**SOURCE PASSAGE**

Riding a big bike with a precious cargo brings the issue of road safety, and in particular road positioning, into sharper focus than it might have been when I was riding solo on a road bike or a pub bike. Perhaps as a parent I am now consciously or unconsciously less likely to take risks but certainly as the pilot of a bike with a passenger in it I am aware of my responsibility to deliver the cargo safely and comfortably to her (or occasionally my) chosen destination. For many less experienced cyclists the concept of riding out in the stream of the traffic, well away from the kerb and well in the way of the cars, vans and buses also using the road, is counter-intuitive; even experienced cyclists might feel that their instinct to ‘take the road’ is about competing for space rather than using the space that is legitimately available to them. However, for the rider of a cargo bike, it becomes a necessity.
Once I started riding a Bakfiets I quickly became aware that my riding style had changed. Sitting upright and pushing a significant weight meant my speed was generally going to be slow, so nipping in and around other vehicles was not going to be a feature of my journeys. The fact that a cargo bike is pretty wide also meant that I was not going to be slipping up the inside or outside of many traffic queues or squeezing between buses to grab a few extra yards. Instead I found myself taking my time and taking my place within the traffic, becoming part of the traffic rather than competing with it. I finally realised that I was actually following the advice I had been offering all these years: I had had the decision to be part of the traffic forced upon me by dint of the size of the bike I was riding.
By being obliged to travel more sedately I have taken to travelling more serenely. Now I take my place on the road in what I now know to be the primary position, offering generously exaggerated hand signals and cheery waves as I go. The reaction of motorists has been to respond in kind, almost without exception, offering space on the road and clearance as they pass. Such consideration from fellow road users is probably a reflection of their surprise at coming across such an unlikely bike or their incredulity that anyone would be so irresponsible to pedal their own child about in a small skip on wheels; it may be down to the fact that we have become something of a local talking point, although given that we live near the Headington shark locals are very hard to impress. Whatever the reason may be, I feel as secure on a bike on the road as I ever have.
On the odd occasion that I have had to remind a driver that they might like to reconsider their decision to take my space, I have been able to do so with the confidence of someone who has read Cyclecraft and is quite prepared to discuss its recommendations in detail. Which is enough to frighten even the most hardened motorist.

**DATA EXCERPTS**

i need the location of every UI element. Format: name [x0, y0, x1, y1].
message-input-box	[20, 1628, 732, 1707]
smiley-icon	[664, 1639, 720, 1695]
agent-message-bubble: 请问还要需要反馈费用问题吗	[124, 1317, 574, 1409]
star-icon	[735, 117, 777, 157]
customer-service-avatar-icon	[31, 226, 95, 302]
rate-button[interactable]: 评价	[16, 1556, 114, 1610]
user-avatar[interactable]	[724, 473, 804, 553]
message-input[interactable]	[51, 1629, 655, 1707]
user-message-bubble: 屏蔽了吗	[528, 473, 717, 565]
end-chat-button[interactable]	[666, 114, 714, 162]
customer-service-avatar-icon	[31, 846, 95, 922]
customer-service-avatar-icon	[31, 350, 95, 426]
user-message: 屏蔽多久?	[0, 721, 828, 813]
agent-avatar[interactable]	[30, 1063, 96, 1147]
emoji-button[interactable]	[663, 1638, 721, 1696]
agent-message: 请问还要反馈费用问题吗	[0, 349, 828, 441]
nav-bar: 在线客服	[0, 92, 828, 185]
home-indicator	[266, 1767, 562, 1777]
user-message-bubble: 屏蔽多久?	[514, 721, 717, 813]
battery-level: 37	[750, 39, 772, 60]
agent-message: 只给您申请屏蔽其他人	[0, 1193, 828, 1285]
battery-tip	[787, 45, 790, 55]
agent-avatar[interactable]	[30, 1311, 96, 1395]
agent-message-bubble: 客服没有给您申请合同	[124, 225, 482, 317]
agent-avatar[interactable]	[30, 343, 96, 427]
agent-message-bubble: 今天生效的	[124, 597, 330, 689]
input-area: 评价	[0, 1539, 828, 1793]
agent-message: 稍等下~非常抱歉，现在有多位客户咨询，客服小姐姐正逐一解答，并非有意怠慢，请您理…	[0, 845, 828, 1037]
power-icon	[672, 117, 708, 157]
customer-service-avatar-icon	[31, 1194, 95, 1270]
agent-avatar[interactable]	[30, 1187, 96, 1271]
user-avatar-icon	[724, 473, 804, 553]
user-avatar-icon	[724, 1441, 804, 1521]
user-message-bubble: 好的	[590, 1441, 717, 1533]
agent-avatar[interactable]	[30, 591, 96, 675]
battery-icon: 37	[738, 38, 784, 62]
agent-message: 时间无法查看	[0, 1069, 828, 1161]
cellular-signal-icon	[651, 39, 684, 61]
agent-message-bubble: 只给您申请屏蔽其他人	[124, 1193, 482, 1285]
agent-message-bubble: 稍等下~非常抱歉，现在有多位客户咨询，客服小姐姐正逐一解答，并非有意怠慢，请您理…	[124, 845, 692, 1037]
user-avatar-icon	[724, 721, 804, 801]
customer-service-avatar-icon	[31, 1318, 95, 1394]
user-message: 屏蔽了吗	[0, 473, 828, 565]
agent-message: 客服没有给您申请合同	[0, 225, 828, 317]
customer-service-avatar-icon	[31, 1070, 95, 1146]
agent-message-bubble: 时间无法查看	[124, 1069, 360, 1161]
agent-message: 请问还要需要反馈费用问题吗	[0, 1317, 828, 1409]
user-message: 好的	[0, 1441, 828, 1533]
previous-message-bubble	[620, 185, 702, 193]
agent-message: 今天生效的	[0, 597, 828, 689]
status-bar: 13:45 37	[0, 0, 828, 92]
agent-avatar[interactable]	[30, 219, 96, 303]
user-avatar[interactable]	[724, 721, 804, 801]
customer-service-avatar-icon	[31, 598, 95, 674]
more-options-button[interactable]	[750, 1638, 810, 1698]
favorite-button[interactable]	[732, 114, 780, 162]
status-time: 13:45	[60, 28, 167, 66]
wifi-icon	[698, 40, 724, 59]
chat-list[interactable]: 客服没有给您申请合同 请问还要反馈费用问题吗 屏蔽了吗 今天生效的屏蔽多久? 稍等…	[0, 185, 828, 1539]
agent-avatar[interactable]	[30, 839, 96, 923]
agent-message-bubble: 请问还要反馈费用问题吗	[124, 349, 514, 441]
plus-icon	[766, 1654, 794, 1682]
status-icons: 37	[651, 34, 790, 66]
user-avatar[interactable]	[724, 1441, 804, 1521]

**ASSIGNMENT**
Answer these from the passage about riding a cargo bike:
1. What kind of bike did the writer start riding?
2. What local landmark does the writer live near?
3. What book has the writer read and is ready to discuss with drivers?
The data has no role here.

**RESULT**
1. A Bakfiets
2. The Headington shark
3. Cyclecraft